-- TASK STATEMENT --
Copy the material below word for word, omitting the pictures.

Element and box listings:

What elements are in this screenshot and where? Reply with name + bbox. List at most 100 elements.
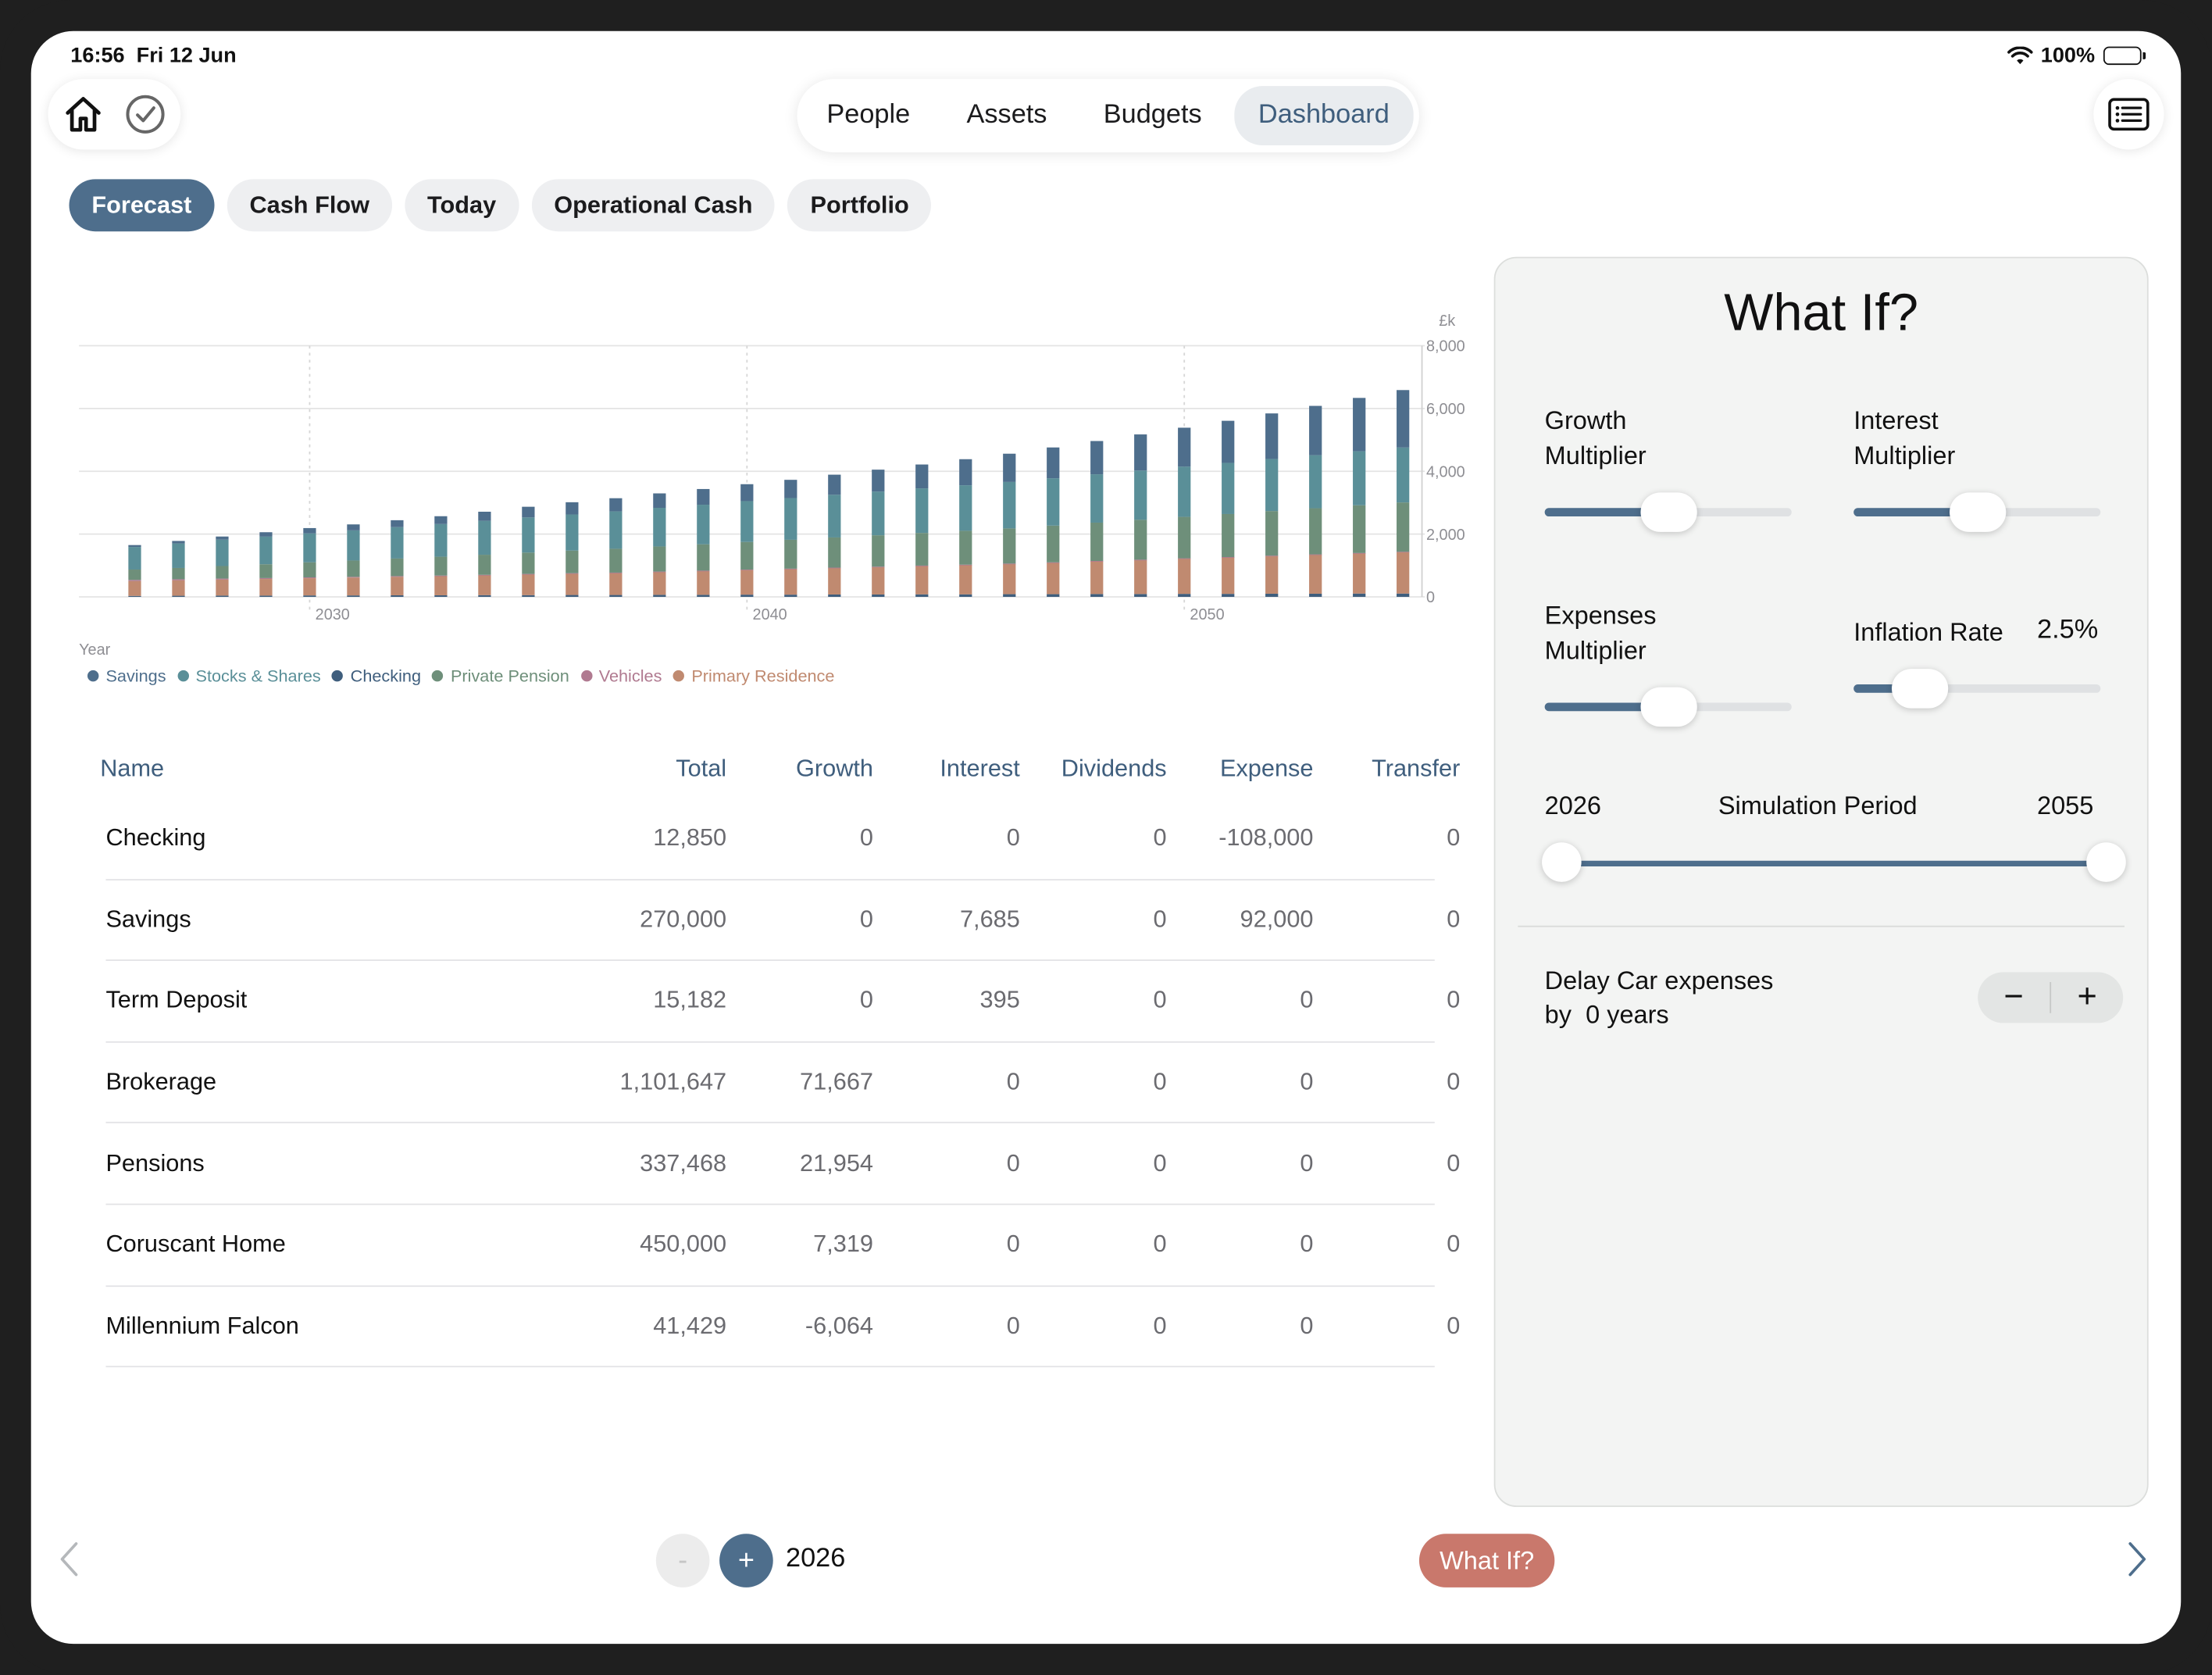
bar-segment <box>740 484 754 502</box>
bar-segment <box>565 595 579 597</box>
slider-thumb[interactable] <box>1639 687 1696 727</box>
bar-segment <box>128 580 141 596</box>
slider-thumb[interactable] <box>1949 492 2006 532</box>
segment-budgets[interactable]: Budgets <box>1103 100 1202 130</box>
cell-dividends: 0 <box>1153 1149 1167 1177</box>
bar-segment <box>434 575 448 577</box>
y-tick-label: 0 <box>1426 589 1435 606</box>
table-row[interactable]: Savings 270,000 0 7,685 0 92,000 0 <box>105 880 1460 962</box>
bar-segment <box>1353 398 1366 452</box>
stepper-increment-button[interactable]: + <box>2077 977 2097 1016</box>
bar-segment <box>740 595 754 597</box>
bar-segment <box>565 573 579 574</box>
bar-segment <box>1090 441 1104 475</box>
bar-segment <box>1134 594 1147 597</box>
period-start-thumb[interactable] <box>1542 842 1582 882</box>
cell-expense: -108,000 <box>1218 824 1314 852</box>
bar-segment <box>828 567 841 569</box>
tab-cash-flow[interactable]: Cash Flow <box>227 179 392 232</box>
legend-item: Primary Residence <box>673 666 834 686</box>
bar-segment <box>915 488 929 534</box>
cell-growth: 7,319 <box>813 1230 873 1258</box>
toolbar-right <box>2093 79 2164 150</box>
cell-expense: 0 <box>1300 1068 1314 1095</box>
bar-segment <box>1090 474 1104 523</box>
table-row[interactable]: Coruscant Home 450,000 7,319 0 0 0 0 <box>105 1205 1460 1287</box>
bar-segment <box>1047 562 1060 595</box>
cell-expense: 0 <box>1300 987 1314 1014</box>
cell-name: Term Deposit <box>105 987 248 1014</box>
slider-thumb[interactable] <box>1639 492 1696 532</box>
segment-dashboard[interactable]: Dashboard <box>1234 86 1414 146</box>
legend-item: Savings <box>87 666 166 686</box>
what-if-button[interactable]: What If? <box>1418 1534 1555 1588</box>
what-if-title: What If? <box>1724 284 1919 342</box>
period-end-thumb[interactable] <box>2086 842 2126 882</box>
bar-segment <box>1353 552 1366 554</box>
stepper-separator <box>2050 982 2052 1013</box>
table-row[interactable]: Pensions 337,468 21,954 0 0 0 0 <box>105 1123 1460 1205</box>
bar-segment <box>216 536 229 540</box>
home-icon[interactable] <box>62 93 104 135</box>
tab-operational-cash[interactable]: Operational Cash <box>531 179 776 232</box>
bar-segment <box>740 570 754 595</box>
cell-transfer: 0 <box>1447 1312 1461 1339</box>
stepper-decrement-button[interactable]: − <box>2003 977 2024 1016</box>
bar-segment <box>784 498 797 540</box>
table-row[interactable]: Brokerage 1,101,647 71,667 0 0 0 0 <box>105 1042 1460 1124</box>
bar-segment <box>347 577 360 596</box>
bar-segment <box>609 573 623 595</box>
table-row[interactable]: Checking 12,850 0 0 0 -108,000 0 <box>105 798 1460 880</box>
year-decrement-button[interactable]: - <box>655 1534 710 1588</box>
bar-segment <box>915 533 929 566</box>
expenses-multiplier-slider[interactable] <box>1544 687 1792 727</box>
table-row[interactable]: Millennium Falcon 41,429 -6,064 0 0 0 0 <box>105 1286 1460 1368</box>
bar-segment <box>478 555 491 575</box>
bar-segment <box>128 545 141 548</box>
chevron-right-icon[interactable] <box>2128 1541 2147 1588</box>
cell-name: Checking <box>105 824 206 852</box>
bar-segment <box>522 517 535 553</box>
slider-thumb[interactable] <box>1892 669 1949 709</box>
growth-multiplier-slider[interactable] <box>1544 492 1792 532</box>
bar-segment <box>609 511 623 549</box>
cell-dividends: 0 <box>1153 1230 1167 1258</box>
inflation-rate-slider[interactable] <box>1853 669 2101 709</box>
chevron-left-icon[interactable] <box>59 1541 79 1588</box>
bar-segment <box>1090 561 1104 595</box>
bar-segment <box>1222 557 1235 558</box>
cell-total: 337,468 <box>640 1149 727 1177</box>
bar-segment <box>259 532 273 537</box>
year-increment-button[interactable]: + <box>719 1534 773 1588</box>
bar-segment <box>1309 455 1322 509</box>
bar-segment <box>1047 447 1060 479</box>
bar-segment <box>172 580 185 596</box>
bar-segment <box>1353 505 1366 553</box>
list-icon[interactable] <box>2107 98 2150 131</box>
segment-assets[interactable]: Assets <box>966 100 1047 130</box>
panel-divider <box>1518 925 2125 927</box>
tab-portfolio[interactable]: Portfolio <box>787 179 932 232</box>
legend-swatch <box>673 670 685 682</box>
bar-segment <box>1003 481 1016 529</box>
bar-segment <box>522 506 535 518</box>
x-tick-label: 2040 <box>753 606 787 623</box>
bar-segment <box>959 459 972 486</box>
tab-today[interactable]: Today <box>405 179 519 232</box>
bar-segment <box>959 564 972 566</box>
inflation-rate-label: Inflation Rate <box>1853 618 2003 647</box>
bar-segment <box>128 580 141 581</box>
bar-segment <box>1047 525 1060 562</box>
cell-total: 450,000 <box>640 1230 727 1258</box>
bar-segment <box>216 578 229 580</box>
bar-segment <box>872 470 885 492</box>
cell-transfer: 0 <box>1447 1149 1461 1177</box>
battery-percent: 100% <box>2040 43 2096 68</box>
checkmark-circle-icon[interactable] <box>124 93 166 135</box>
simulation-period-slider[interactable] <box>1542 842 2126 882</box>
tab-forecast[interactable]: Forecast <box>69 179 215 232</box>
table-row[interactable]: Term Deposit 15,182 0 395 0 0 0 <box>105 961 1460 1043</box>
segment-people[interactable]: People <box>826 100 911 130</box>
interest-multiplier-slider[interactable] <box>1853 492 2101 532</box>
bar-segment <box>1353 451 1366 505</box>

-- WRITTEN RESPONSE --
What elements are in this screenshot and where? Reply with name + bbox. List at most 100 elements.
bar-segment <box>740 484 754 502</box>
bar-segment <box>565 595 579 597</box>
slider-thumb[interactable] <box>1639 687 1696 727</box>
bar-segment <box>128 580 141 596</box>
slider-thumb[interactable] <box>1949 492 2006 532</box>
segment-budgets[interactable]: Budgets <box>1103 100 1202 130</box>
cell-dividends: 0 <box>1153 1149 1167 1177</box>
bar-segment <box>434 575 448 577</box>
y-tick-label: 0 <box>1426 589 1435 606</box>
table-row[interactable]: Savings 270,000 0 7,685 0 92,000 0 <box>105 880 1460 962</box>
bar-segment <box>1353 398 1366 452</box>
stepper-increment-button[interactable]: + <box>2077 977 2097 1016</box>
bar-segment <box>740 595 754 597</box>
bar-segment <box>565 573 579 574</box>
bar-segment <box>1090 441 1104 475</box>
bar-segment <box>1134 594 1147 597</box>
period-start-thumb[interactable] <box>1542 842 1582 882</box>
cell-expense: -108,000 <box>1218 824 1314 852</box>
bar-segment <box>828 567 841 569</box>
tab-cash-flow[interactable]: Cash Flow <box>227 179 392 232</box>
legend-item: Primary Residence <box>673 666 834 686</box>
bar-segment <box>915 488 929 534</box>
cell-growth: 7,319 <box>813 1230 873 1258</box>
toolbar-right <box>2093 79 2164 150</box>
cell-expense: 0 <box>1300 1068 1314 1095</box>
bar-segment <box>1090 474 1104 523</box>
table-row[interactable]: Coruscant Home 450,000 7,319 0 0 0 0 <box>105 1205 1460 1287</box>
bar-segment <box>1047 562 1060 595</box>
cell-expense: 0 <box>1300 987 1314 1014</box>
cell-name: Term Deposit <box>105 987 248 1014</box>
slider-thumb[interactable] <box>1639 492 1696 532</box>
segment-dashboard[interactable]: Dashboard <box>1234 86 1414 146</box>
legend-item: Savings <box>87 666 166 686</box>
what-if-button[interactable]: What If? <box>1418 1534 1555 1588</box>
what-if-title: What If? <box>1724 284 1919 342</box>
period-end-thumb[interactable] <box>2086 842 2126 882</box>
bar-segment <box>1353 552 1366 554</box>
stepper-separator <box>2050 982 2052 1013</box>
table-row[interactable]: Pensions 337,468 21,954 0 0 0 0 <box>105 1123 1460 1205</box>
bar-segment <box>216 536 229 540</box>
home-icon[interactable] <box>62 93 104 135</box>
tab-operational-cash[interactable]: Operational Cash <box>531 179 776 232</box>
bar-segment <box>740 570 754 595</box>
cell-transfer: 0 <box>1447 1312 1461 1339</box>
stepper-decrement-button[interactable]: − <box>2003 977 2024 1016</box>
bar-segment <box>784 498 797 540</box>
table-row[interactable]: Brokerage 1,101,647 71,667 0 0 0 0 <box>105 1042 1460 1124</box>
bar-segment <box>347 577 360 596</box>
bar-segment <box>609 573 623 595</box>
table-row[interactable]: Checking 12,850 0 0 0 -108,000 0 <box>105 798 1460 880</box>
year-decrement-button[interactable]: - <box>655 1534 710 1588</box>
bar-segment <box>915 533 929 566</box>
expenses-multiplier-slider[interactable] <box>1544 687 1792 727</box>
table-row[interactable]: Millennium Falcon 41,429 -6,064 0 0 0 0 <box>105 1286 1460 1368</box>
bar-segment <box>478 555 491 575</box>
bar-segment <box>128 545 141 548</box>
chevron-right-icon[interactable] <box>2128 1541 2147 1588</box>
cell-name: Checking <box>105 824 206 852</box>
bar-segment <box>522 517 535 553</box>
slider-thumb[interactable] <box>1892 669 1949 709</box>
growth-multiplier-slider[interactable] <box>1544 492 1792 532</box>
bar-segment <box>609 511 623 549</box>
cell-dividends: 0 <box>1153 1230 1167 1258</box>
inflation-rate-slider[interactable] <box>1853 669 2101 709</box>
chevron-left-icon[interactable] <box>59 1541 79 1588</box>
bar-segment <box>1090 561 1104 595</box>
bar-segment <box>1222 557 1235 558</box>
cell-total: 337,468 <box>640 1149 727 1177</box>
bar-segment <box>259 532 273 537</box>
year-increment-button[interactable]: + <box>719 1534 773 1588</box>
bar-segment <box>1309 455 1322 509</box>
bar-segment <box>1047 447 1060 479</box>
bar-segment <box>172 580 185 596</box>
bar-segment <box>1353 505 1366 553</box>
list-icon[interactable] <box>2107 98 2150 131</box>
segment-assets[interactable]: Assets <box>966 100 1047 130</box>
panel-divider <box>1518 925 2125 927</box>
tab-portfolio[interactable]: Portfolio <box>787 179 932 232</box>
legend-swatch <box>673 670 685 682</box>
bar-segment <box>1003 481 1016 529</box>
bar-segment <box>522 506 535 518</box>
x-tick-label: 2040 <box>753 606 787 623</box>
bar-segment <box>959 459 972 486</box>
tab-today[interactable]: Today <box>405 179 519 232</box>
bar-segment <box>959 564 972 566</box>
inflation-rate-label: Inflation Rate <box>1853 618 2003 647</box>
bar-segment <box>128 580 141 581</box>
bar-segment <box>1047 525 1060 562</box>
cell-total: 450,000 <box>640 1230 727 1258</box>
bar-segment <box>216 578 229 580</box>
bar-segment <box>872 470 885 492</box>
cell-transfer: 0 <box>1447 1149 1461 1177</box>
battery-percent: 100% <box>2040 43 2096 68</box>
checkmark-circle-icon[interactable] <box>124 93 166 135</box>
simulation-period-slider[interactable] <box>1542 842 2126 882</box>
tab-forecast[interactable]: Forecast <box>69 179 215 232</box>
table-row[interactable]: Term Deposit 15,182 0 395 0 0 0 <box>105 961 1460 1043</box>
segment-people[interactable]: People <box>826 100 911 130</box>
interest-multiplier-slider[interactable] <box>1853 492 2101 532</box>
bar-segment <box>1353 451 1366 505</box>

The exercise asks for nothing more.